--- CONSIGNE 1 ---
Dans le texte de la page, à combien s'élève l'indemnité de plombage du frère une fois nommé vérificateur de 2ème classe ?

--- TEXTE DE LA PAGE ---
■ ■ ■ ■ ■
Les années cependant s’ajoutaient aux années, et mon frère fut nommé, à l’ancienneté, vérificateur de 2ème classe à son traitement de 1800 francs, mais avec 750 francs d’indemnité de plombage, au lieu des 500 francs attribués aux commis principaux de 2ème classe. Ce fut pour lui un événement des plus heureux, non seulement en ce que sa position se trouvait matériellement améliorée, mais surtout parce qu’il échappait à l’atmosphère déprimante de la recette principale et que, dans le service si intéressant de la visite, il pouvait faire ressortir ses aptitudes et ses qualités.
■ ■ ■ ■ ■
--- LISTE DE DONNÉES ---
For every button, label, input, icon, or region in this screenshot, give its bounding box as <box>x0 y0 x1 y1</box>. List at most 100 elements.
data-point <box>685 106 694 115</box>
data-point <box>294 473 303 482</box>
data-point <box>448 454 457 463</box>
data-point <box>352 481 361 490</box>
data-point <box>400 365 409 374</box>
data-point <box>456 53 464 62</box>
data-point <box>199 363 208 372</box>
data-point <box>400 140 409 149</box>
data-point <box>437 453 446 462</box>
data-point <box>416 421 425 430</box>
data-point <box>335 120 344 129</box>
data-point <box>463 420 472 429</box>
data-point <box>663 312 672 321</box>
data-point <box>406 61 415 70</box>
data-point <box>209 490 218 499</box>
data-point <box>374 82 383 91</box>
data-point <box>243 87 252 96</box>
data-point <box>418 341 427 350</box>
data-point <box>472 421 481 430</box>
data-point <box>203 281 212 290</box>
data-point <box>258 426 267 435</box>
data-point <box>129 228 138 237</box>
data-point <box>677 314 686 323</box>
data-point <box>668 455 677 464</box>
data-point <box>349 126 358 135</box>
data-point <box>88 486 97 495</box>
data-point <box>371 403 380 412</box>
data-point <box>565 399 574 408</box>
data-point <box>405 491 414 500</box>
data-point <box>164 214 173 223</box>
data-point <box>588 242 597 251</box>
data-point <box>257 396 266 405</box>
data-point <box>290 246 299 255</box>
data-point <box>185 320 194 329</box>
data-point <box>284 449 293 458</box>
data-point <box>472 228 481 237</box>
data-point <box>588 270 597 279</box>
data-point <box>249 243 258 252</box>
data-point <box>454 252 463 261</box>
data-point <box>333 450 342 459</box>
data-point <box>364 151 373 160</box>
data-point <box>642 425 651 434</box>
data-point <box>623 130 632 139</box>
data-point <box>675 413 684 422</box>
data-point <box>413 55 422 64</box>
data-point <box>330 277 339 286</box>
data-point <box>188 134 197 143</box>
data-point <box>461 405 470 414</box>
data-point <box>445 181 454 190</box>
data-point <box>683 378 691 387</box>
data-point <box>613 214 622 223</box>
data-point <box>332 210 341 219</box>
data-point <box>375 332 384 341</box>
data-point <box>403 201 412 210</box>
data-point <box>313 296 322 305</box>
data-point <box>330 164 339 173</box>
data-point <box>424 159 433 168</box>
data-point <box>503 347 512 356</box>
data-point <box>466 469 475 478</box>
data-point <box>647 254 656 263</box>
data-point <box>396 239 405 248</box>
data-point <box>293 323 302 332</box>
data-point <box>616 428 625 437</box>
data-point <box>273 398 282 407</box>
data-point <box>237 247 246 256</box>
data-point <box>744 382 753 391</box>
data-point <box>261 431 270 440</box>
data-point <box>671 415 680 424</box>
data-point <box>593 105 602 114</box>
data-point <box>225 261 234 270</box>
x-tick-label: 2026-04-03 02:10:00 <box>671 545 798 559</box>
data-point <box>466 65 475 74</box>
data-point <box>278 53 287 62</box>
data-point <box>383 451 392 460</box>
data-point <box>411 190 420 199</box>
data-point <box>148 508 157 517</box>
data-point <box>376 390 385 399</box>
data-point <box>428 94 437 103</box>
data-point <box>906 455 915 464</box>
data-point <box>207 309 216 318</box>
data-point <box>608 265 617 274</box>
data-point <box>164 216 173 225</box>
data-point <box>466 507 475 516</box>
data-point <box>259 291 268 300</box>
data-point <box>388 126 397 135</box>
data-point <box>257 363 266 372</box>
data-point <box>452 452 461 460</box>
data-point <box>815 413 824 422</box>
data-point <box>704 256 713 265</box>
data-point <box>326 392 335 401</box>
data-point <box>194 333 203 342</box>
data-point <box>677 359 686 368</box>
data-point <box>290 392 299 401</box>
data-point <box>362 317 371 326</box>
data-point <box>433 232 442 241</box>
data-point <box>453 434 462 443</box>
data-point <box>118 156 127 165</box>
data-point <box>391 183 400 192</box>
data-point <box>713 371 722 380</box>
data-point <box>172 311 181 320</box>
■ ■ ■ ■ ■
--- CONSIGNE 2 ---
Renvoie telles quelles les lignes de la liste, depuis son tout début jusqu'à la ligne contenant « data-point <box>588 270 597 279</box> », celle-ci comprise.

--- CORRIGÉ 1 ---
750 francs.

--- CORRIGÉ 2 ---
For every button, label, input, icon, or region in this screenshot, give its bounding box as <box>x0 y0 x1 y1</box>. List at most 100 elements.
data-point <box>685 106 694 115</box>
data-point <box>294 473 303 482</box>
data-point <box>448 454 457 463</box>
data-point <box>352 481 361 490</box>
data-point <box>400 365 409 374</box>
data-point <box>456 53 464 62</box>
data-point <box>199 363 208 372</box>
data-point <box>400 140 409 149</box>
data-point <box>437 453 446 462</box>
data-point <box>416 421 425 430</box>
data-point <box>335 120 344 129</box>
data-point <box>463 420 472 429</box>
data-point <box>663 312 672 321</box>
data-point <box>406 61 415 70</box>
data-point <box>209 490 218 499</box>
data-point <box>374 82 383 91</box>
data-point <box>243 87 252 96</box>
data-point <box>418 341 427 350</box>
data-point <box>472 421 481 430</box>
data-point <box>203 281 212 290</box>
data-point <box>258 426 267 435</box>
data-point <box>129 228 138 237</box>
data-point <box>677 314 686 323</box>
data-point <box>668 455 677 464</box>
data-point <box>349 126 358 135</box>
data-point <box>88 486 97 495</box>
data-point <box>371 403 380 412</box>
data-point <box>565 399 574 408</box>
data-point <box>405 491 414 500</box>
data-point <box>164 214 173 223</box>
data-point <box>588 242 597 251</box>
data-point <box>257 396 266 405</box>
data-point <box>290 246 299 255</box>
data-point <box>185 320 194 329</box>
data-point <box>284 449 293 458</box>
data-point <box>472 228 481 237</box>
data-point <box>588 270 597 279</box>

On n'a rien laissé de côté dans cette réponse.